Set task: Reproduce the listing that follows with no differences at all.

Material provided:
=-=-=
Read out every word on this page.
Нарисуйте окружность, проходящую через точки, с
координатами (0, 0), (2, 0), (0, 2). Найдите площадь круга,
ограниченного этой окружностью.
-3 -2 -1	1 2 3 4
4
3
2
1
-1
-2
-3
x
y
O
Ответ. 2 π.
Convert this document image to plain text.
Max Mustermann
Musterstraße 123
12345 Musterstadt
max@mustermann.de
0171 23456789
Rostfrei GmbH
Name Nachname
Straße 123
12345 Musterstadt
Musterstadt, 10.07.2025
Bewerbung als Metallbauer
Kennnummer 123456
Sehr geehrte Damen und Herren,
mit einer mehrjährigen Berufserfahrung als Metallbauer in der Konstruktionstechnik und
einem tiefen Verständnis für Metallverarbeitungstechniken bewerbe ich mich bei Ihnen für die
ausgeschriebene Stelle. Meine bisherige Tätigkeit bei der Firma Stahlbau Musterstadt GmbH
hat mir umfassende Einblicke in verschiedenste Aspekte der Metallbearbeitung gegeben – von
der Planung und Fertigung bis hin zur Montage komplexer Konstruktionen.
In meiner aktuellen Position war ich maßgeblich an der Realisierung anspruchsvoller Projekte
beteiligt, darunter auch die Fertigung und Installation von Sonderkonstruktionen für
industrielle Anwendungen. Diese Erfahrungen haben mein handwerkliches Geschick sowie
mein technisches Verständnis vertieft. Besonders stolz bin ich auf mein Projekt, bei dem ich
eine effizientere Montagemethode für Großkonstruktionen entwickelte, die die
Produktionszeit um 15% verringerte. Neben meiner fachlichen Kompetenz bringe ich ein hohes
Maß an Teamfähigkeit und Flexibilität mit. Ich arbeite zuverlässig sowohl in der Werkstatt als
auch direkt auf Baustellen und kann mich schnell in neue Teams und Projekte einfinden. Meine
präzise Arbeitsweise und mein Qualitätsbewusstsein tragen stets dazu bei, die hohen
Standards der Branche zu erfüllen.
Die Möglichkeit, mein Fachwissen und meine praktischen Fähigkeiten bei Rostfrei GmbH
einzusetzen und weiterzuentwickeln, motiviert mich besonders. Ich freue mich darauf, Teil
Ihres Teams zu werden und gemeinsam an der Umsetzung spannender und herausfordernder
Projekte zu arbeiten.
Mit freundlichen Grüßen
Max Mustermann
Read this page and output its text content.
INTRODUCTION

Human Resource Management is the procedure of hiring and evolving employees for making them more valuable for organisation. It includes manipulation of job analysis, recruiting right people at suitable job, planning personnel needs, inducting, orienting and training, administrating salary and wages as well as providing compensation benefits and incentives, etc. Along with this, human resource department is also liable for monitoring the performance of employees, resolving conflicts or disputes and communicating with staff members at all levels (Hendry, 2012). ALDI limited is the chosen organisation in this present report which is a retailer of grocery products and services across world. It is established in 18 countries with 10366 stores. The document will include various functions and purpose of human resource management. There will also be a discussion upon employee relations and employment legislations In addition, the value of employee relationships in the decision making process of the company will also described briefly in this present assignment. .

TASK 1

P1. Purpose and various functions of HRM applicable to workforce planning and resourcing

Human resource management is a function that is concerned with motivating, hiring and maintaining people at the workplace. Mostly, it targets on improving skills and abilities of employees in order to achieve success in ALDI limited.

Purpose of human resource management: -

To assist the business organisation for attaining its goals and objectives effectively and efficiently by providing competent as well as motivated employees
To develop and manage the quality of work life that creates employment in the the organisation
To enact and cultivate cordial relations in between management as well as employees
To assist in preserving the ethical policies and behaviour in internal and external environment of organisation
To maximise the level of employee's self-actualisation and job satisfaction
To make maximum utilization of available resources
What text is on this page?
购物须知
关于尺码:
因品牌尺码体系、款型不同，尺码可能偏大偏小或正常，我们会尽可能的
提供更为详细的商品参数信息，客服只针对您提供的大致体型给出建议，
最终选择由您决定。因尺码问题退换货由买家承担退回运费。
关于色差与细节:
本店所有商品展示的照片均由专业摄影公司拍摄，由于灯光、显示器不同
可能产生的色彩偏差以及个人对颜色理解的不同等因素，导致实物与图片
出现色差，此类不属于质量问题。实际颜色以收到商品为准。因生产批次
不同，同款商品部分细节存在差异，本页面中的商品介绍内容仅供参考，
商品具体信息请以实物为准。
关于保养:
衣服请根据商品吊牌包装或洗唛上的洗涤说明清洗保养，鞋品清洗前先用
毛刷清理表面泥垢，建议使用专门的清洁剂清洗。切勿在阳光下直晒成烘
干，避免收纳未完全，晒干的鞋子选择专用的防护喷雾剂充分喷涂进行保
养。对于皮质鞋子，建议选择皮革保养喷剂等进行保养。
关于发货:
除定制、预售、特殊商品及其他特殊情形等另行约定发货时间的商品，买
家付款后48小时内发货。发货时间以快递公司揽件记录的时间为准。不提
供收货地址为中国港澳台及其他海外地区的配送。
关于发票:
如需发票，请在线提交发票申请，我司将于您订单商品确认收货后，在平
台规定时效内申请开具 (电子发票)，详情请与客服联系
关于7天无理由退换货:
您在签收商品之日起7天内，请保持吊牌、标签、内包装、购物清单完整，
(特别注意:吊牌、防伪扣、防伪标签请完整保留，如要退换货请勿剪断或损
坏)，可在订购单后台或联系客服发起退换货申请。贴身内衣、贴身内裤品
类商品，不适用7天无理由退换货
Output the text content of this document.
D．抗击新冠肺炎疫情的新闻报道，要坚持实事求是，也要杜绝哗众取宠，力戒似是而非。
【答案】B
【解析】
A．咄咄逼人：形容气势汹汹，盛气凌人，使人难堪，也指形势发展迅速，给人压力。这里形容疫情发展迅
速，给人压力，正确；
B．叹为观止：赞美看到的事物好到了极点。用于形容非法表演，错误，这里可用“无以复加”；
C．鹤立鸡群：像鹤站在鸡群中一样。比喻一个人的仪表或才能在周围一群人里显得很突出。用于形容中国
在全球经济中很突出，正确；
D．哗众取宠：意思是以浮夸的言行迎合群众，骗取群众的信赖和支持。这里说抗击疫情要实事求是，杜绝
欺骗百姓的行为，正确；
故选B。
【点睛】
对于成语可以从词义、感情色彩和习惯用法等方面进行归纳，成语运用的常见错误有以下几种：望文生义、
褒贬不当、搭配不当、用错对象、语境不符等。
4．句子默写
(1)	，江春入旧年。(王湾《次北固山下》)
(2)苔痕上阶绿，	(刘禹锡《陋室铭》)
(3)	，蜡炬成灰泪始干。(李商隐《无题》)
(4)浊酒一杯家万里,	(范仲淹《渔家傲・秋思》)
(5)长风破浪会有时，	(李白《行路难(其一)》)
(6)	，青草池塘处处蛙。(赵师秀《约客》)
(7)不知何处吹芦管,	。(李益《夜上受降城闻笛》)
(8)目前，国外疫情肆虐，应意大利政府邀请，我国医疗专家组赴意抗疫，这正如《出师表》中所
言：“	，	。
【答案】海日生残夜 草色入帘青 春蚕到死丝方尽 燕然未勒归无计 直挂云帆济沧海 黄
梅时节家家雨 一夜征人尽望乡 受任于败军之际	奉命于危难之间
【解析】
=-=-=
Exercise answer:
Read out every word on this page.
Нарисуйте окружность, проходящую через точки, с
координатами (0, 0), (2, 0), (0, 2). Найдите площадь круга,
ограниченного этой окружностью.
-3 -2 -1	1 2 3 4
4
3
2
1
-1
-2
-3
x
y
O
Ответ. 2 π.
Convert this document image to plain text.
Max Mustermann
Musterstraße 123
12345 Musterstadt
max@mustermann.de
0171 23456789
Rostfrei GmbH
Name Nachname
Straße 123
12345 Musterstadt
Musterstadt, 10.07.2025
Bewerbung als Metallbauer
Kennnummer 123456
Sehr geehrte Damen und Herren,
mit einer mehrjährigen Berufserfahrung als Metallbauer in der Konstruktionstechnik und
einem tiefen Verständnis für Metallverarbeitungstechniken bewerbe ich mich bei Ihnen für die
ausgeschriebene Stelle. Meine bisherige Tätigkeit bei der Firma Stahlbau Musterstadt GmbH
hat mir umfassende Einblicke in verschiedenste Aspekte der Metallbearbeitung gegeben – von
der Planung und Fertigung bis hin zur Montage komplexer Konstruktionen.
In meiner aktuellen Position war ich maßgeblich an der Realisierung anspruchsvoller Projekte
beteiligt, darunter auch die Fertigung und Installation von Sonderkonstruktionen für
industrielle Anwendungen. Diese Erfahrungen haben mein handwerkliches Geschick sowie
mein technisches Verständnis vertieft. Besonders stolz bin ich auf mein Projekt, bei dem ich
eine effizientere Montagemethode für Großkonstruktionen entwickelte, die die
Produktionszeit um 15% verringerte. Neben meiner fachlichen Kompetenz bringe ich ein hohes
Maß an Teamfähigkeit und Flexibilität mit. Ich arbeite zuverlässig sowohl in der Werkstatt als
auch direkt auf Baustellen und kann mich schnell in neue Teams und Projekte einfinden. Meine
präzise Arbeitsweise und mein Qualitätsbewusstsein tragen stets dazu bei, die hohen
Standards der Branche zu erfüllen.
Die Möglichkeit, mein Fachwissen und meine praktischen Fähigkeiten bei Rostfrei GmbH
einzusetzen und weiterzuentwickeln, motiviert mich besonders. Ich freue mich darauf, Teil
Ihres Teams zu werden und gemeinsam an der Umsetzung spannender und herausfordernder
Projekte zu arbeiten.
Mit freundlichen Grüßen
Max Mustermann
Read this page and output its text content.
INTRODUCTION

Human Resource Management is the procedure of hiring and evolving employees for making them more valuable for organisation. It includes manipulation of job analysis, recruiting right people at suitable job, planning personnel needs, inducting, orienting and training, administrating salary and wages as well as providing compensation benefits and incentives, etc. Along with this, human resource department is also liable for monitoring the performance of employees, resolving conflicts or disputes and communicating with staff members at all levels (Hendry, 2012). ALDI limited is the chosen organisation in this present report which is a retailer of grocery products and services across world. It is established in 18 countries with 10366 stores. The document will include various functions and purpose of human resource management. There will also be a discussion upon employee relations and employment legislations In addition, the value of employee relationships in the decision making process of the company will also described briefly in this present assignment. .

TASK 1

P1. Purpose and various functions of HRM applicable to workforce planning and resourcing

Human resource management is a function that is concerned with motivating, hiring and maintaining people at the workplace. Mostly, it targets on improving skills and abilities of employees in order to achieve success in ALDI limited.

Purpose of human resource management: -

To assist the business organisation for attaining its goals and objectives effectively and efficiently by providing competent as well as motivated employees
To develop and manage the quality of work life that creates employment in the the organisation
To enact and cultivate cordial relations in between management as well as employees
To assist in preserving the ethical policies and behaviour in internal and external environment of organisation
To maximise the level of employee's self-actualisation and job satisfaction
To make maximum utilization of available resources
What text is on this page?
购物须知
关于尺码:
因品牌尺码体系、款型不同，尺码可能偏大偏小或正常，我们会尽可能的
提供更为详细的商品参数信息，客服只针对您提供的大致体型给出建议，
最终选择由您决定。因尺码问题退换货由买家承担退回运费。
关于色差与细节:
本店所有商品展示的照片均由专业摄影公司拍摄，由于灯光、显示器不同
可能产生的色彩偏差以及个人对颜色理解的不同等因素，导致实物与图片
出现色差，此类不属于质量问题。实际颜色以收到商品为准。因生产批次
不同，同款商品部分细节存在差异，本页面中的商品介绍内容仅供参考，
商品具体信息请以实物为准。
关于保养:
衣服请根据商品吊牌包装或洗唛上的洗涤说明清洗保养，鞋品清洗前先用
毛刷清理表面泥垢，建议使用专门的清洁剂清洗。切勿在阳光下直晒成烘
干，避免收纳未完全，晒干的鞋子选择专用的防护喷雾剂充分喷涂进行保
养。对于皮质鞋子，建议选择皮革保养喷剂等进行保养。
关于发货:
除定制、预售、特殊商品及其他特殊情形等另行约定发货时间的商品，买
家付款后48小时内发货。发货时间以快递公司揽件记录的时间为准。不提
供收货地址为中国港澳台及其他海外地区的配送。
关于发票:
如需发票，请在线提交发票申请，我司将于您订单商品确认收货后，在平
台规定时效内申请开具 (电子发票)，详情请与客服联系
关于7天无理由退换货:
您在签收商品之日起7天内，请保持吊牌、标签、内包装、购物清单完整，
(特别注意:吊牌、防伪扣、防伪标签请完整保留，如要退换货请勿剪断或损
坏)，可在订购单后台或联系客服发起退换货申请。贴身内衣、贴身内裤品
类商品，不适用7天无理由退换货
Output the text content of this document.
D．抗击新冠肺炎疫情的新闻报道，要坚持实事求是，也要杜绝哗众取宠，力戒似是而非。
【答案】B
【解析】
A．咄咄逼人：形容气势汹汹，盛气凌人，使人难堪，也指形势发展迅速，给人压力。这里形容疫情发展迅
速，给人压力，正确；
B．叹为观止：赞美看到的事物好到了极点。用于形容非法表演，错误，这里可用“无以复加”；
C．鹤立鸡群：像鹤站在鸡群中一样。比喻一个人的仪表或才能在周围一群人里显得很突出。用于形容中国
在全球经济中很突出，正确；
D．哗众取宠：意思是以浮夸的言行迎合群众，骗取群众的信赖和支持。这里说抗击疫情要实事求是，杜绝
欺骗百姓的行为，正确；
故选B。
【点睛】
对于成语可以从词义、感情色彩和习惯用法等方面进行归纳，成语运用的常见错误有以下几种：望文生义、
褒贬不当、搭配不当、用错对象、语境不符等。
4．句子默写
(1)	，江春入旧年。(王湾《次北固山下》)
(2)苔痕上阶绿，	(刘禹锡《陋室铭》)
(3)	，蜡炬成灰泪始干。(李商隐《无题》)
(4)浊酒一杯家万里,	(范仲淹《渔家傲・秋思》)
(5)长风破浪会有时，	(李白《行路难(其一)》)
(6)	，青草池塘处处蛙。(赵师秀《约客》)
(7)不知何处吹芦管,	。(李益《夜上受降城闻笛》)
(8)目前，国外疫情肆虐，应意大利政府邀请，我国医疗专家组赴意抗疫，这正如《出师表》中所
言：“	，	。
【答案】海日生残夜 草色入帘青 春蚕到死丝方尽 燕然未勒归无计 直挂云帆济沧海 黄
梅时节家家雨 一夜征人尽望乡 受任于败军之际	奉命于危难之间
【解析】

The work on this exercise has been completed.